**Extracted information**
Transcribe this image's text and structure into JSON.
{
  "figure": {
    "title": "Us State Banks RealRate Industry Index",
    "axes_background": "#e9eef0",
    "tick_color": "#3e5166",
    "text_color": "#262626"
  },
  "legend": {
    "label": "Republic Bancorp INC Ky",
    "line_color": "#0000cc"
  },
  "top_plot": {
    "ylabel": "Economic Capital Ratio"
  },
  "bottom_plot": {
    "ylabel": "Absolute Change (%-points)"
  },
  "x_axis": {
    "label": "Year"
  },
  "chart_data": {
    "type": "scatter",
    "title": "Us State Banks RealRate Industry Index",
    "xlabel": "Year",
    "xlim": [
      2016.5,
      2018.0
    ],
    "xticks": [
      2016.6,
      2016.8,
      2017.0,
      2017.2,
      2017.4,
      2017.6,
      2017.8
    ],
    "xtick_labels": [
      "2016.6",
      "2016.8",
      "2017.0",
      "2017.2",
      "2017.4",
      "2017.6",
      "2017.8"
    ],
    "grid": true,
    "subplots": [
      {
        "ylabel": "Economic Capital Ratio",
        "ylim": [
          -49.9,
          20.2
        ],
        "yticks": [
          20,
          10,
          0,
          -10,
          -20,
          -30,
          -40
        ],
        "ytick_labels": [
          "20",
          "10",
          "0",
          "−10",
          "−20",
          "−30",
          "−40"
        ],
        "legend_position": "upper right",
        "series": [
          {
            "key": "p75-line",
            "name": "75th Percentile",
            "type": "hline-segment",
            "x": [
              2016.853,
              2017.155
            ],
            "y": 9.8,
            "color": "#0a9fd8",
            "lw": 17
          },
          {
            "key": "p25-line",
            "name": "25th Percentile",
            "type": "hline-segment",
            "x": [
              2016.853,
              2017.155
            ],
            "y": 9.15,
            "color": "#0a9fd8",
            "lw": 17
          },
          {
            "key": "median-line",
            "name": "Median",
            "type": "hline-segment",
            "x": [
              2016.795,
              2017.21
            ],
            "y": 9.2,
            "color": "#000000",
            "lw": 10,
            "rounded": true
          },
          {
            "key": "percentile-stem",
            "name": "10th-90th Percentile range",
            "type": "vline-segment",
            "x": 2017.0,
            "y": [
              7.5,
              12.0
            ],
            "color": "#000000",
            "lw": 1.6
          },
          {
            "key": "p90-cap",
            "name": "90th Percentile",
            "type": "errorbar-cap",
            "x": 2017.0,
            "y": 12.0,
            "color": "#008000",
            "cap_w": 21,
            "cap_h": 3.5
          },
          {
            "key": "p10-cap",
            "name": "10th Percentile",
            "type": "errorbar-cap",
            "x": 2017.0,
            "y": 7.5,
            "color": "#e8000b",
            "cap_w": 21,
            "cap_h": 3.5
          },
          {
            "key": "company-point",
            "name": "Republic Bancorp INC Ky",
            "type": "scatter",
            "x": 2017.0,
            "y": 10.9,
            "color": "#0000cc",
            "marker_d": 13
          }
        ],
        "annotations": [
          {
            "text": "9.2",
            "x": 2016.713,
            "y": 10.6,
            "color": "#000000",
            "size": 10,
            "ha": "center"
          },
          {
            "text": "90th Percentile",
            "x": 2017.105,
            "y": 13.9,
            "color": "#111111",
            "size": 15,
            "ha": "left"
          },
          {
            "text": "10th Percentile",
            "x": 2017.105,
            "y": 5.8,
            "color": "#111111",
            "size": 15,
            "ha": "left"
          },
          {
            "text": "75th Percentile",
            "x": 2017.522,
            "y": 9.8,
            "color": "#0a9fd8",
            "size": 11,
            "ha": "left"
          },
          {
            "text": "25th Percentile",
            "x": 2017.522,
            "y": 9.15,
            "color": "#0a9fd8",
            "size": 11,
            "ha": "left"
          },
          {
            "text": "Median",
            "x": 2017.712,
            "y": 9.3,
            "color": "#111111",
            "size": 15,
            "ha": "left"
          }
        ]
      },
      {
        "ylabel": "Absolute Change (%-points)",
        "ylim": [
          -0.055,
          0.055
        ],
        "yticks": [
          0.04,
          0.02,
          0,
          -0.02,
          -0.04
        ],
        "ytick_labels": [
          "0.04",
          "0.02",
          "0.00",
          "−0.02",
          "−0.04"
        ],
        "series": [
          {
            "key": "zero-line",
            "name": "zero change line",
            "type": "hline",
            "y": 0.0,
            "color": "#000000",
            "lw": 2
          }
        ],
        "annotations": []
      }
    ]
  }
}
---
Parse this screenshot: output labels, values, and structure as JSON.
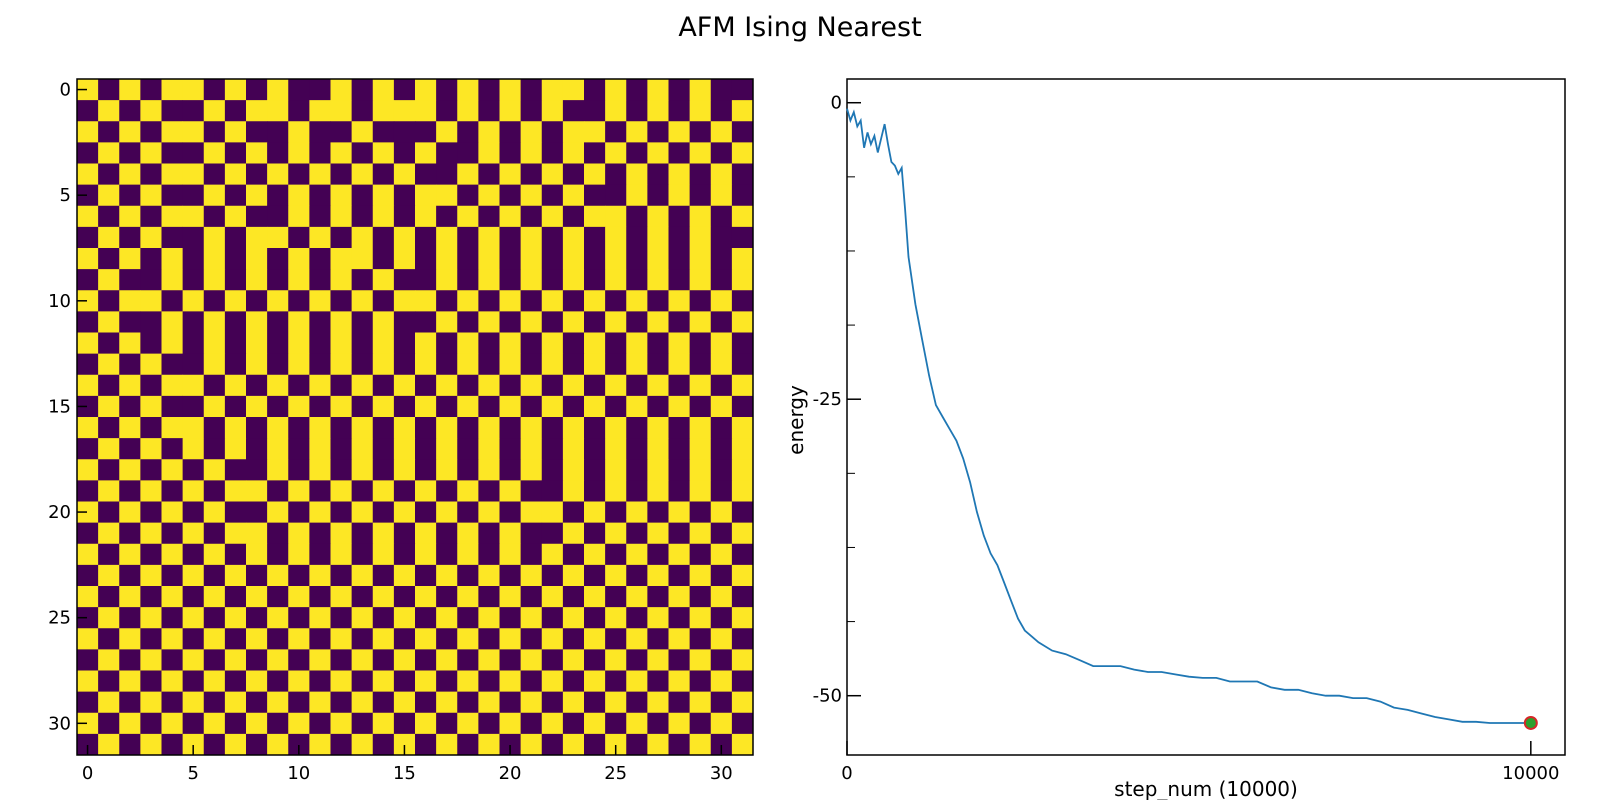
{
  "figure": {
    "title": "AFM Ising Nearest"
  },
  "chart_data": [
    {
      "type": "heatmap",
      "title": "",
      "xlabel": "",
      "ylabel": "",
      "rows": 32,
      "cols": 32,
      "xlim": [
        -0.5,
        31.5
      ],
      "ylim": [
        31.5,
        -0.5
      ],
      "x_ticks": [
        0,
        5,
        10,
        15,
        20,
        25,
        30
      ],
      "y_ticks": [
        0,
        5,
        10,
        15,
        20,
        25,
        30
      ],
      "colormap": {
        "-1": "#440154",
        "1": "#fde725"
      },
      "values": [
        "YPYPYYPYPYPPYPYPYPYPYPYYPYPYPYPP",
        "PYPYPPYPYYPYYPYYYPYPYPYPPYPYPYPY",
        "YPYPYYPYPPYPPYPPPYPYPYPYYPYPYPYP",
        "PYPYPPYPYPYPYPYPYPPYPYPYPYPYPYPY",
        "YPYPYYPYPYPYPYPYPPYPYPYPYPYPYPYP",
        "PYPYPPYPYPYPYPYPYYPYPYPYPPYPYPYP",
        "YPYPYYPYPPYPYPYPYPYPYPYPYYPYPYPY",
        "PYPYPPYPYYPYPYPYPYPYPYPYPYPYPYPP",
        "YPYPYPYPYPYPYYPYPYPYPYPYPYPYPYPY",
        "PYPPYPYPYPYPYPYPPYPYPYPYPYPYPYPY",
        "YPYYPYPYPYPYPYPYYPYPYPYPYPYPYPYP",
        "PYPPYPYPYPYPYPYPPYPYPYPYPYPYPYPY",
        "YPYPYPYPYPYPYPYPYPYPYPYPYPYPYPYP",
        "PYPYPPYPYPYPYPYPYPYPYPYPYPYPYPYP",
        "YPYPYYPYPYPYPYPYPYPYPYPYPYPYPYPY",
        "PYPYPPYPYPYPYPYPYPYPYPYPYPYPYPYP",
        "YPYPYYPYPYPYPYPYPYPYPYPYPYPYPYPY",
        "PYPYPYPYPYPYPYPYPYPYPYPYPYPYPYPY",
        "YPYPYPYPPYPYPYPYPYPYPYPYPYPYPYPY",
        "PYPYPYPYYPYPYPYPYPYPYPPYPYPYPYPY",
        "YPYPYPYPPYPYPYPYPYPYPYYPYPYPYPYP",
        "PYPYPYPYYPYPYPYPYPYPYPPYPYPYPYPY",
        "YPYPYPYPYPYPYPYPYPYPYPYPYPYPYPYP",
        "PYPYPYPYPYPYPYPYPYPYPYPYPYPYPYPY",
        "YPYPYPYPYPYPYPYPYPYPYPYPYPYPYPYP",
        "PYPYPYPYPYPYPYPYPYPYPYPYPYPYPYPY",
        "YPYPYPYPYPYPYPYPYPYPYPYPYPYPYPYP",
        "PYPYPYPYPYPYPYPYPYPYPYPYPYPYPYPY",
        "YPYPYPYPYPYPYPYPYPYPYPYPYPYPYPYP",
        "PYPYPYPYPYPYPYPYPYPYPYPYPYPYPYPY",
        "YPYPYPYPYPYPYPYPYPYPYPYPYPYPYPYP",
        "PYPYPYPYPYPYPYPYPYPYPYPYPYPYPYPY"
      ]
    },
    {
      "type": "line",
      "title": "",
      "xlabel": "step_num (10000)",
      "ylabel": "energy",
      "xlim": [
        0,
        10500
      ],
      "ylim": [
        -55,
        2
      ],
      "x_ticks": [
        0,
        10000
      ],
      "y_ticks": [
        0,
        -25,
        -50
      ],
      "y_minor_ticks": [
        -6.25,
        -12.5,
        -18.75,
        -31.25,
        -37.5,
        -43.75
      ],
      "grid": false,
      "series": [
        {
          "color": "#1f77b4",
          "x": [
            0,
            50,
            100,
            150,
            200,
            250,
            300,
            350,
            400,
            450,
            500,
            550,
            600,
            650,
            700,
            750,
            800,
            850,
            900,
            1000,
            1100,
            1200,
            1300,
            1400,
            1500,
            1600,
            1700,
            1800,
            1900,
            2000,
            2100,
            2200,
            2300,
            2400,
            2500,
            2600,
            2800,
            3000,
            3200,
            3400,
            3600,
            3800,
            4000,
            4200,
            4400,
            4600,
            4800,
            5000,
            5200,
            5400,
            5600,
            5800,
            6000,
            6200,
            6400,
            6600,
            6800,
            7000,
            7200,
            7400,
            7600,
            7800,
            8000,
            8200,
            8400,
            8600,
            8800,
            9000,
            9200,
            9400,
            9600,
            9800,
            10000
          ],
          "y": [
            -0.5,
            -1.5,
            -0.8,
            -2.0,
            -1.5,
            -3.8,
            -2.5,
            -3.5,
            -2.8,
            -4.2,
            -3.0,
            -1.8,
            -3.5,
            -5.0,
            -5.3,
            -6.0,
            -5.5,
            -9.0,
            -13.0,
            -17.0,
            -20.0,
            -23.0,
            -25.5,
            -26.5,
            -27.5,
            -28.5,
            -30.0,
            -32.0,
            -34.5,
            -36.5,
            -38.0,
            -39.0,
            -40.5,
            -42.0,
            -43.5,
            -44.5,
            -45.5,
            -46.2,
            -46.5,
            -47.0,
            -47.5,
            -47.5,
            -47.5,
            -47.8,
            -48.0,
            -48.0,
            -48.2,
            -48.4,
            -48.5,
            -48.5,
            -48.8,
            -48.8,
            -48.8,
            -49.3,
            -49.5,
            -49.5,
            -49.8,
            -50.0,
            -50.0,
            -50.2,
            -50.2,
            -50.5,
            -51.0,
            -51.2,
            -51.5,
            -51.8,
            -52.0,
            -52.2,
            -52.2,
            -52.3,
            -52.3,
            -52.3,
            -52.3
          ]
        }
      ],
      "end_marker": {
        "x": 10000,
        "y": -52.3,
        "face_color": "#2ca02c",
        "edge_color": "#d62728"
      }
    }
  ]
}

**What you should do**
Among the lines of the data, identify those with the word "ylabel". Copy each of them.

**Response to this exercise**
    "ylabel": "Economic Capital Ratio"
    "ylabel": "Absolute Change (%-points)"
        "ylabel": "Economic Capital Ratio",
        "ylabel": "Absolute Change (%-points)",
      "ylabel": "",
      "ylabel": "energy",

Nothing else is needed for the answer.